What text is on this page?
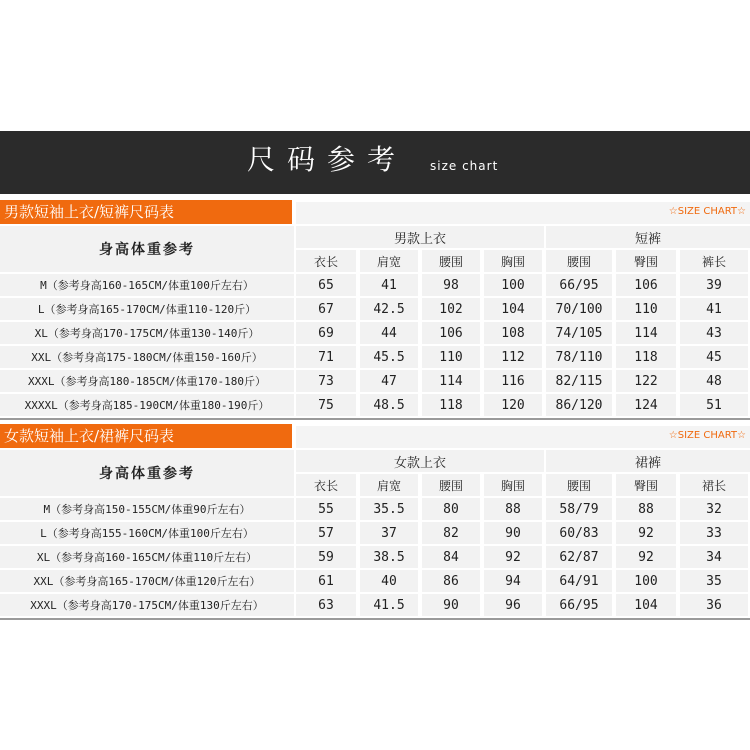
尺码参考 size chart
男款短袖上衣/短裤尺码表	☆SIZE CHART☆
身高体重参考
男款上衣	短裤
衣长	肩宽	腰围	胸围	腰围	臀围	裤长
M（参考身高160-165CM/体重100斤左右）	65	41	98	100	66/95	106	39
L（参考身高165-170CM/体重110-120斤）	67	42.5	102	104	70/100	110	41
XL（参考身高170-175CM/体重130-140斤）	69	44	106	108	74/105	114	43
XXL（参考身高175-180CM/体重150-160斤）	71	45.5	110	112	78/110	118	45
XXXL（参考身高180-185CM/体重170-180斤）	73	47	114	116	82/115	122	48
XXXXL（参考身高185-190CM/体重180-190斤）	75	48.5	118	120	86/120	124	51
女款短袖上衣/裙裤尺码表	☆SIZE CHART☆
身高体重参考
女款上衣	裙裤
衣长	肩宽	腰围	胸围	腰围	臀围	裙长
M（参考身高150-155CM/体重90斤左右）	55	35.5	80	88	58/79	88	32
L（参考身高155-160CM/体重100斤左右）	57	37	82	90	60/83	92	33
XL（参考身高160-165CM/体重110斤左右）	59	38.5	84	92	62/87	92	34
XXL（参考身高165-170CM/体重120斤左右）	61	40	86	94	64/91	100	35
XXXL（参考身高170-175CM/体重130斤左右）	63	41.5	90	96	66/95	104	36
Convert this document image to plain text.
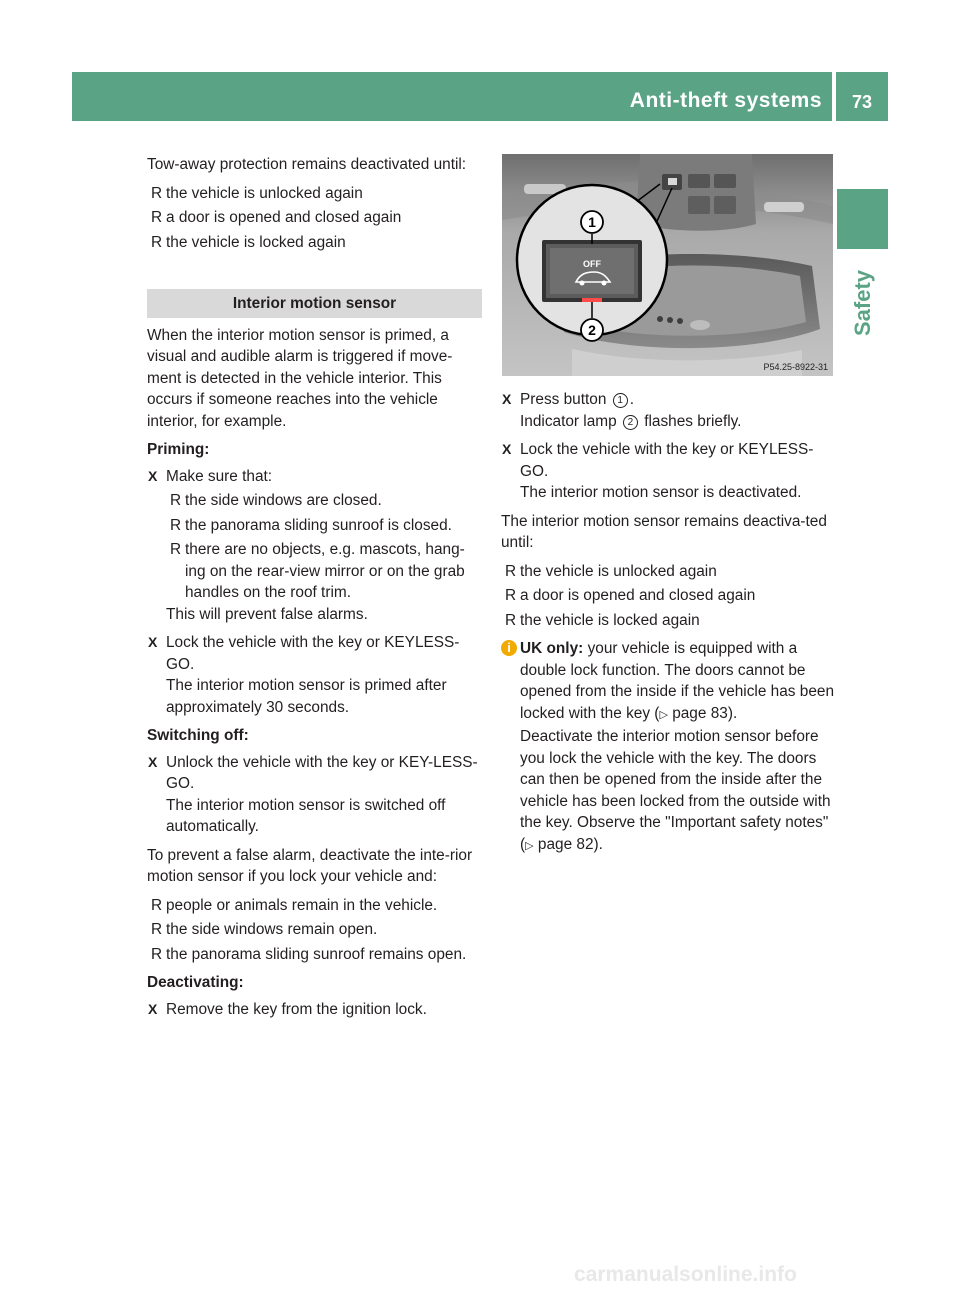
Anti-theft systems 73
Safety

Tow-away protection remains deactivated until:

R the vehicle is unlocked again
R a door is opened and closed again
R the vehicle is locked again
Interior motion sensor

When the interior motion sensor is primed, a visual and audible alarm is triggered if move-ment is detected in the vehicle interior. This occurs if someone reaches into the vehicle interior, for example.

Priming:

X Make sure that:
R the side windows are closed.
R the panorama sliding sunroof is closed.
R there are no objects, e.g. mascots, hang-ing on the rear-view mirror or on the grab handles on the roof trim.

This will prevent false alarms.

X Lock the vehicle with the key or KEYLESS-GO.
The interior motion sensor is primed after approximately 30 seconds.

Switching off:

X Unlock the vehicle with the key or KEY-LESS-GO.
The interior motion sensor is switched off automatically.

To prevent a false alarm, deactivate the inte-rior motion sensor if you lock your vehicle and:

R people or animals remain in the vehicle.
R the side windows remain open.
R the panorama sliding sunroof remains open.

Deactivating:

X Remove the key from the ignition lock.
OFF
1
2
P54.25-8922-31
X Press button 1 .
Indicator lamp 2 flashes briefly.
X Lock the vehicle with the key or KEYLESS-GO.
The interior motion sensor is deactivated.

The interior motion sensor remains deactiva-ted until:

R the vehicle is unlocked again
R a door is opened and closed again
R the vehicle is locked again
i UK only: your vehicle is equipped with a double lock function. The doors cannot be opened from the inside if the vehicle has been locked with the key (▷ page 83).
Deactivate the interior motion sensor before you lock the vehicle with the key. The doors can then be opened from the inside after the vehicle has been locked from the outside with the key. Observe the "Important safety notes" (▷ page 82).
carmanualsonline.info
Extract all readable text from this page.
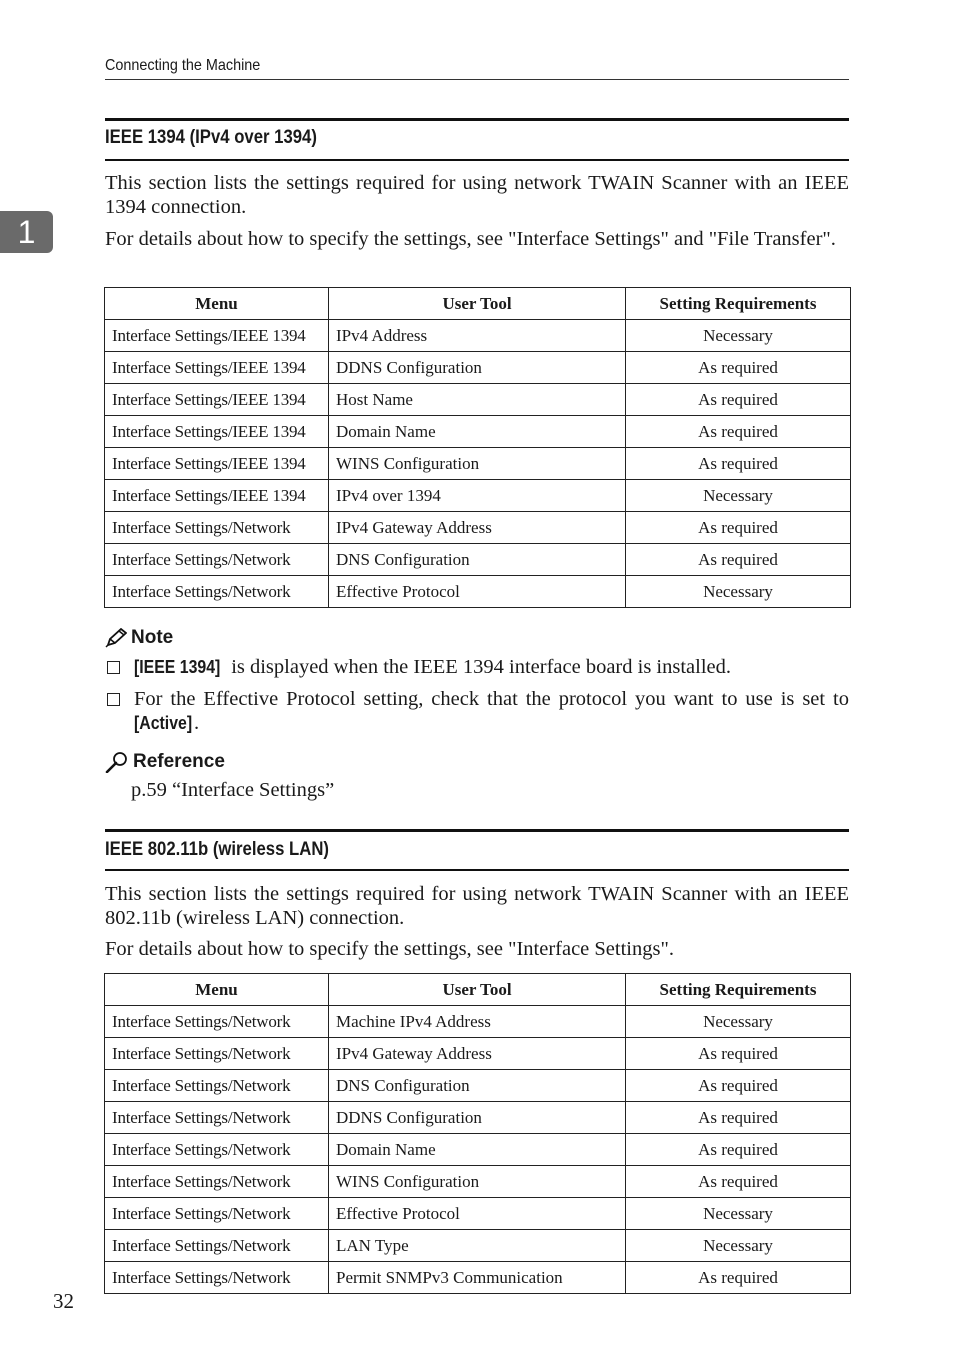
Connecting the Machine
1
IEEE 1394 (IPv4 over 1394)
This section lists the settings required for using network TWAIN Scanner with an IEEE 1394 connection.
For details about how to specify the settings, see "Interface Settings" and "File Transfer".
Menu	User Tool	Setting Requirements
Interface Settings/IEEE 1394	IPv4 Address	Necessary
Interface Settings/IEEE 1394	DDNS Configuration	As required
Interface Settings/IEEE 1394	Host Name	As required
Interface Settings/IEEE 1394	Domain Name	As required
Interface Settings/IEEE 1394	WINS Configuration	As required
Interface Settings/IEEE 1394	IPv4 over 1394	Necessary
Interface Settings/Network	IPv4 Gateway Address	As required
Interface Settings/Network	DNS Configuration	As required
Interface Settings/Network	Effective Protocol	Necessary
Note
[IEEE 1394] is displayed when the IEEE 1394 interface board is installed.
For the Effective Protocol setting, check that the protocol you want to use is set to [Active].
Reference
p.59 “Interface Settings”
IEEE 802.11b (wireless LAN)
This section lists the settings required for using network TWAIN Scanner with an IEEE 802.11b (wireless LAN) connection.
For details about how to specify the settings, see "Interface Settings".
Menu	User Tool	Setting Requirements
Interface Settings/Network	Machine IPv4 Address	Necessary
Interface Settings/Network	IPv4 Gateway Address	As required
Interface Settings/Network	DNS Configuration	As required
Interface Settings/Network	DDNS Configuration	As required
Interface Settings/Network	Domain Name	As required
Interface Settings/Network	WINS Configuration	As required
Interface Settings/Network	Effective Protocol	Necessary
Interface Settings/Network	LAN Type	Necessary
Interface Settings/Network	Permit SNMPv3 Communication	As required
32
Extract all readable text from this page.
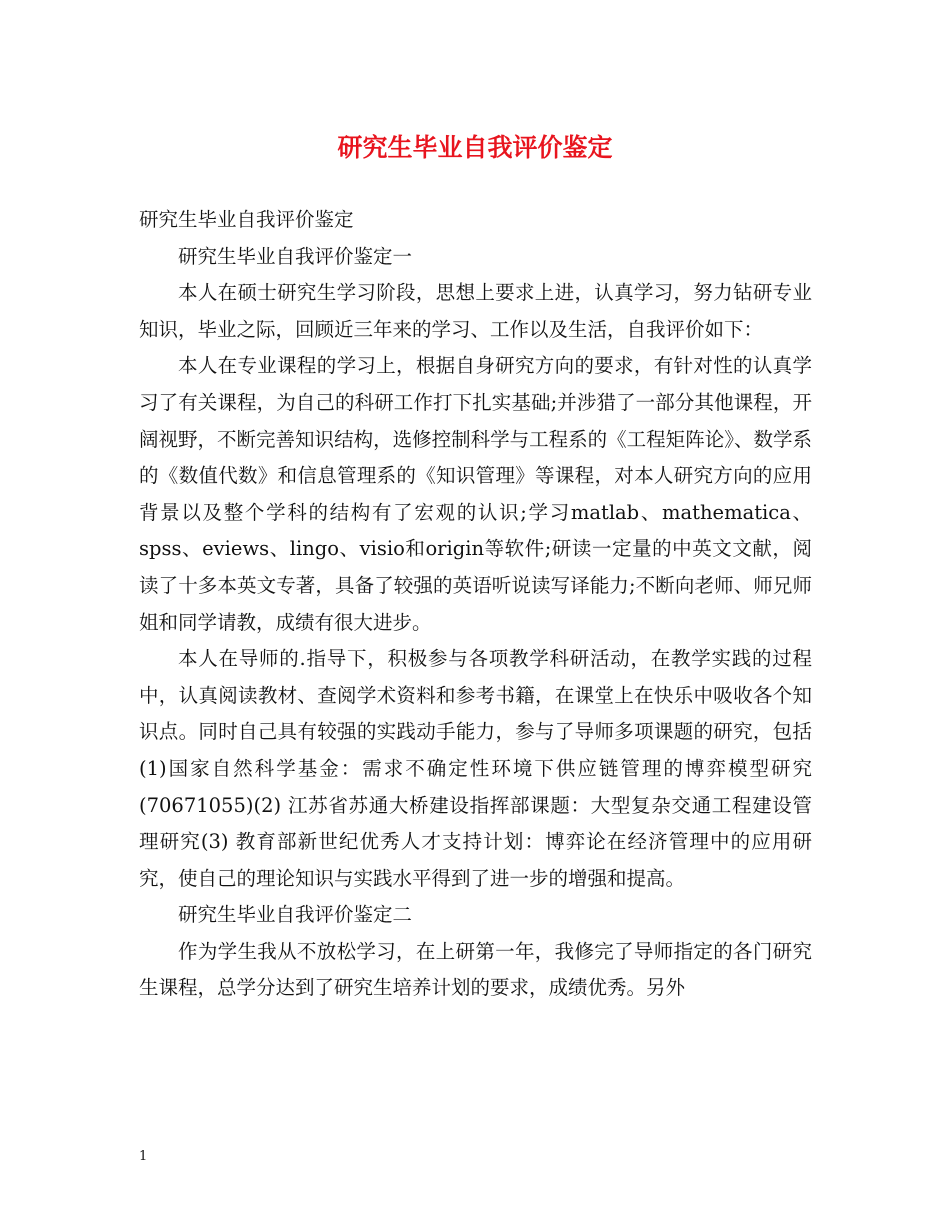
研究生毕业自我评价鉴定

研究生毕业自我评价鉴定

研究生毕业自我评价鉴定一

本人在硕士研究生学习阶段，思想上要求上进，认真学习，努力钻研专业知识，毕业之际，回顾近三年来的学习、工作以及生活，自我评价如下：

本人在专业课程的学习上，根据自身研究方向的要求，有针对性的认真学习了有关课程，为自己的科研工作打下扎实基础;并涉猎了一部分其他课程，开阔视野，不断完善知识结构，选修控制科学与工程系的《工程矩阵论》、数学系的《数值代数》和信息管理系的《知识管理》等课程，对本人研究方向的应用背景以及整个学科的结构有了宏观的认识;学习matlab、mathematica、spss、eviews、lingo、visio和origin等软件;研读一定量的中英文文献，阅读了十多本英文专著，具备了较强的英语听说读写译能力;不断向老师、师兄师姐和同学请教，成绩有很大进步。

本人在导师的.指导下，积极参与各项教学科研活动，在教学实践的过程中，认真阅读教材、查阅学术资料和参考书籍，在课堂上在快乐中吸收各个知识点。同时自己具有较强的实践动手能力，参与了导师多项课题的研究，包括(1)国家自然科学基金：需求不确定性环境下供应链管理的博弈模型研究 (70671055)(2) 江苏省苏通大桥建设指挥部课题：大型复杂交通工程建设管理研究(3) 教育部新世纪优秀人才支持计划：博弈论在经济管理中的应用研究，使自己的理论知识与实践水平得到了进一步的增强和提高。

研究生毕业自我评价鉴定二

作为学生我从不放松学习，在上研第一年，我修完了导师指定的各门研究生课程，总学分达到了研究生培养计划的要求，成绩优秀。另外

1
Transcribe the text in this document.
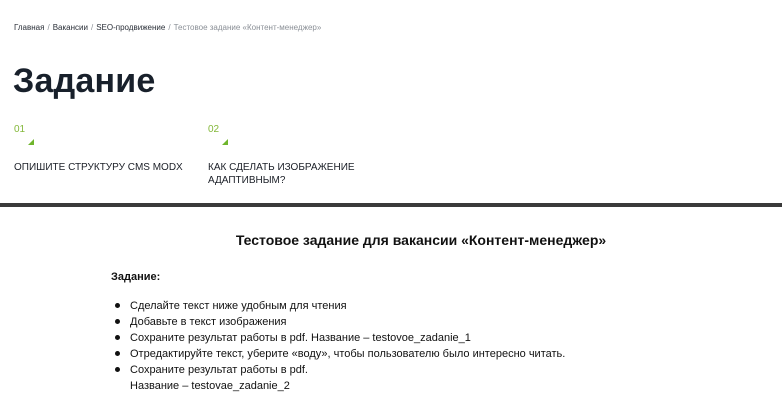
Главная / Вакансии / SEO-продвижение / Тестовое задание «Контент-менеджер»
Задание
01
ОПИШИТЕ СТРУКТУРУ CMS MODX
02
КАК СДЕЛАТЬ ИЗОБРАЖЕНИЕ АДАПТИВНЫМ?
Тестовое задание для вакансии «Контент-менеджер»
Задание:
Сделайте текст ниже удобным для чтения
Добавьте в текст изображения
Сохраните результат работы в pdf. Название – testovoe_zadanie_1
Отредактируйте текст, уберите «воду», чтобы пользователю было интересно читать.
Сохраните результат работы в pdf.
Название – testovae_zadanie_2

= EXERCISE DIRECTIONS =
Only lines with the string "about" belong in your answer; copy each one.

= REPLY =
For details about how to specify the settings, see "Interface Settings" and "File Transfer".
For details about how to specify the settings, see "Interface Settings".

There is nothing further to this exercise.